• _文書セクション_
▽

従業員のメンタルヘルス対策
2014/07/29 労務法務, 労働法全般, その他

7月27日に発表されたOECD(経済協力開発機構)の報告によると、日本では精神病を原因とする自殺率が他のOECD諸国に比べて依然として高いことが明らかとなった。OECD諸国の自殺率は10万人当たり12.4人であるのに対して、日本は20.9人となっているのである。2000年から2011年の間に6.3%減少したとはいえ、これは他国に比べてかなり高い数字といえる。OECDは日本の総合医療制度の不備を指摘するが、ここではあえて労働者と精神病について考える。
日本企業における精神病の現状
企業における二大精神疾患はうつ病と適応傷害といわれている。2011年の調査では、メンタルヘルスの不調が原因で休職・退職した労働者がいる企業は25.8%にものぼる。労災申請・認定件数も増加しており、2007年度以降は精神障害の労災申請件数が脳・心臓疾患の労災申請を上回っているのである。
企業の取り得る対策
国は企業にメンタルヘルス対策を進めるよう促しており、具体的にはメンタルヘルスケアに取り組んでいる企業の割合を80%以上とすることを目標としているが、47.2%の企業がメンタルヘルス対策に取り組んでいるのが現状である。
精神病の罹患による所得の減少・失業給付医療給付による社会的損失は2兆6782億円にものぼるとされており、企業にとってもメンタルに問題がある従業員を抱えることは人材を失う点で大きな損失に繋がるといえる。
長時間労働や責任の重い仕事によってうつ病等の精神病にかかり自殺した場合に過労と自殺の間に因果関係が認めたケースがあり(2000年3月24日最高裁第2小法廷判決)、精神病が労災となり得ることは周知の事実となっている。さらに、上記の事例では本人の真面目な性格や家族の対応についても通常の範囲内であるなら、うつ病の原因の一つとはいえないと判断された。そのため、ますます企業による従業員のメンタルヘルス対策が重要となっているといえる。メンタルヘルス対策は予防とともに病気の早期発見が重要である。企業としては健康診断の徹底とともに、産業医等による職場環境の評価や上司を含めた従業員全員の精神病に対する理解の浸透によって従業員が仕事上のストレスを早期に報告できる職場環境を整えることが必要であるといえる。

△

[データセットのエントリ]

▽

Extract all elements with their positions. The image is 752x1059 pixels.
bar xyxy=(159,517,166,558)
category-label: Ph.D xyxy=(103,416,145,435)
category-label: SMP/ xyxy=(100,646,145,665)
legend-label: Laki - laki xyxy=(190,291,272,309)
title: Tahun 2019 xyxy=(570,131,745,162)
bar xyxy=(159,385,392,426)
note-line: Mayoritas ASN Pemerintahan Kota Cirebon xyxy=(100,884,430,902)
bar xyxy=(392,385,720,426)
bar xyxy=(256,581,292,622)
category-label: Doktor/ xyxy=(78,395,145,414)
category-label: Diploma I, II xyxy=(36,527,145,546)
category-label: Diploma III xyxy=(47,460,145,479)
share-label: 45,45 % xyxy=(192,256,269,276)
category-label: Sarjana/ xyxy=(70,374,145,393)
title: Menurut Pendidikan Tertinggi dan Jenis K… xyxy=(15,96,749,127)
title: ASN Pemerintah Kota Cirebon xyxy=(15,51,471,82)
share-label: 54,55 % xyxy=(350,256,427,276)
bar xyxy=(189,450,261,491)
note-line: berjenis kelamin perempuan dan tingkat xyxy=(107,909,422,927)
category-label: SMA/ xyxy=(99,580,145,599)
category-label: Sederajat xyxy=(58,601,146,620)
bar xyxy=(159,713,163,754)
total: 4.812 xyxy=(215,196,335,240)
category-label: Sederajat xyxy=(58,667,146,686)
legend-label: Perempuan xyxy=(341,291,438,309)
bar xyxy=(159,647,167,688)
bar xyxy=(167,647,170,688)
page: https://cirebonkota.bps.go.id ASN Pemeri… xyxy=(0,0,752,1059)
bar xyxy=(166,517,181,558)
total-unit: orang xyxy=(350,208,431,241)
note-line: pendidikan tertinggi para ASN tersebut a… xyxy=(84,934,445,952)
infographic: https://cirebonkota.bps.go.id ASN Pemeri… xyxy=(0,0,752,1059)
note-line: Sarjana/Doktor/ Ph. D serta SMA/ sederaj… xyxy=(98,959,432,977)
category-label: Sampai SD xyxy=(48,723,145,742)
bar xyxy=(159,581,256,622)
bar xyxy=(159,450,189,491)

△

• _作業課題 A_
メンタルヘルス対策の文章のうち、「日本企業における精神病の現状」から「申請を上回っているのである。」までのすべてを一字一句そのまま書き写してください。
• _作業課題 B_
メンタルヘルス対策の文章で「長時間労働や責任の重い仕事によって」で始まる段落を、主な事実を残したまま箇条書きにまとめ直せますか？
• _作業課題 C_
メンタルヘルス対策の文章を2文で要約するとどうなりますか？
データセットの行は、メンタルヘルス対策の文章とは別の資料です。

• _記述回答 A_
日本企業における精神病の現状
企業における二大精神疾患はうつ病と適応傷害といわれている。2011年の調査では、メンタルヘルスの不調が原因で休職・退職した労働者がいる企業は25.8%にものぼる。労災申請・認定件数も増加しており、2007年度以降は精神障害の労災申請件数が脳・心臓疾患の労災申請を上回っているのである。

• _記述回答 B_
- 長時間労働や責任の重い仕事でうつ病等の精神病にかかり自殺したケースで、過労と自殺の因果関係が認められた例がある(2000年3月24日最高裁第2小法廷判決)。
- 精神病が労災となり得ることは周知の事実となっている。
- 同事例では、本人の真面目な性格や家族の対応は、通常の範囲内ならうつ病の原因の一つとはいえないと判断された。
- そのため、企業による従業員のメンタルヘルス対策がますます重要になっている。
- メンタルヘルス対策では、予防とともに病気の早期発見が重要である。
- 企業は、健康診断の徹底、産業医等による職場環境の評価、上司を含む従業員全員への精神病に対する理解の浸透によって、仕事上のストレスを早期に報告できる職場環境を整える必要がある。

• _記述回答 C_
OECDの報告によると、日本で精神病を原因とする自殺率は10万人当たり20.9人で、OECD諸国の12.4人に比べて依然として高い。2007年度以降は精神障害の労災申請件数が脳・心臓疾患の労災申請を上回っているが、メンタルヘルス対策に取り組む企業は47.2%にとどまり、予防と早期発見のために、従業員が仕事上のストレスを早期に報告できる職場環境を企業が整えることが必要とされている。